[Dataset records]
▼▼▼

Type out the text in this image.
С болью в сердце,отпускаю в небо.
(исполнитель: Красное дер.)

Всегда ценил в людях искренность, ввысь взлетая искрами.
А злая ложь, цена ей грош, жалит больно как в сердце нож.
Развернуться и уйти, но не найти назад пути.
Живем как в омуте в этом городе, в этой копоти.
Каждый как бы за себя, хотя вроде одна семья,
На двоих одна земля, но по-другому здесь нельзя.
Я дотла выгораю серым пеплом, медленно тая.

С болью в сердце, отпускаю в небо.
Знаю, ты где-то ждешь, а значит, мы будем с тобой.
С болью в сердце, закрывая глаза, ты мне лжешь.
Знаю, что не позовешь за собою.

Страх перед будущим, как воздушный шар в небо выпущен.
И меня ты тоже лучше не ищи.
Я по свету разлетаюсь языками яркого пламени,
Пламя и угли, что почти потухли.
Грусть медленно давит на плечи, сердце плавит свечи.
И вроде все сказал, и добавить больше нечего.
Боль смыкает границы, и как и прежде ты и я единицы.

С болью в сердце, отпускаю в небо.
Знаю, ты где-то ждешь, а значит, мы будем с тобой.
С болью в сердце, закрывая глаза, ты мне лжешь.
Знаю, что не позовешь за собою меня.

▲▲▲

=== WHAT THE EXERCISE ASKS ===
Copy out all of the data exactly, leaving nothing out.

=== REPLY TO THE EXERCISE ===
Type out the text in this image.
С болью в сердце,отпускаю в небо.
(исполнитель: Красное дер.)

Всегда ценил в людях искренность, ввысь взлетая искрами.
А злая ложь, цена ей грош, жалит больно как в сердце нож.
Развернуться и уйти, но не найти назад пути.
Живем как в омуте в этом городе, в этой копоти.
Каждый как бы за себя, хотя вроде одна семья,
На двоих одна земля, но по-другому здесь нельзя.
Я дотла выгораю серым пеплом, медленно тая.

С болью в сердце, отпускаю в небо.
Знаю, ты где-то ждешь, а значит, мы будем с тобой.
С болью в сердце, закрывая глаза, ты мне лжешь.
Знаю, что не позовешь за собою.

Страх перед будущим, как воздушный шар в небо выпущен.
И меня ты тоже лучше не ищи.
Я по свету разлетаюсь языками яркого пламени,
Пламя и угли, что почти потухли.
Грусть медленно давит на плечи, сердце плавит свечи.
И вроде все сказал, и добавить больше нечего.
Боль смыкает границы, и как и прежде ты и я единицы.

С болью в сердце, отпускаю в небо.
Знаю, ты где-то ждешь, а значит, мы будем с тобой.
С болью в сердце, закрывая глаза, ты мне лжешь.
Знаю, что не позовешь за собою меня.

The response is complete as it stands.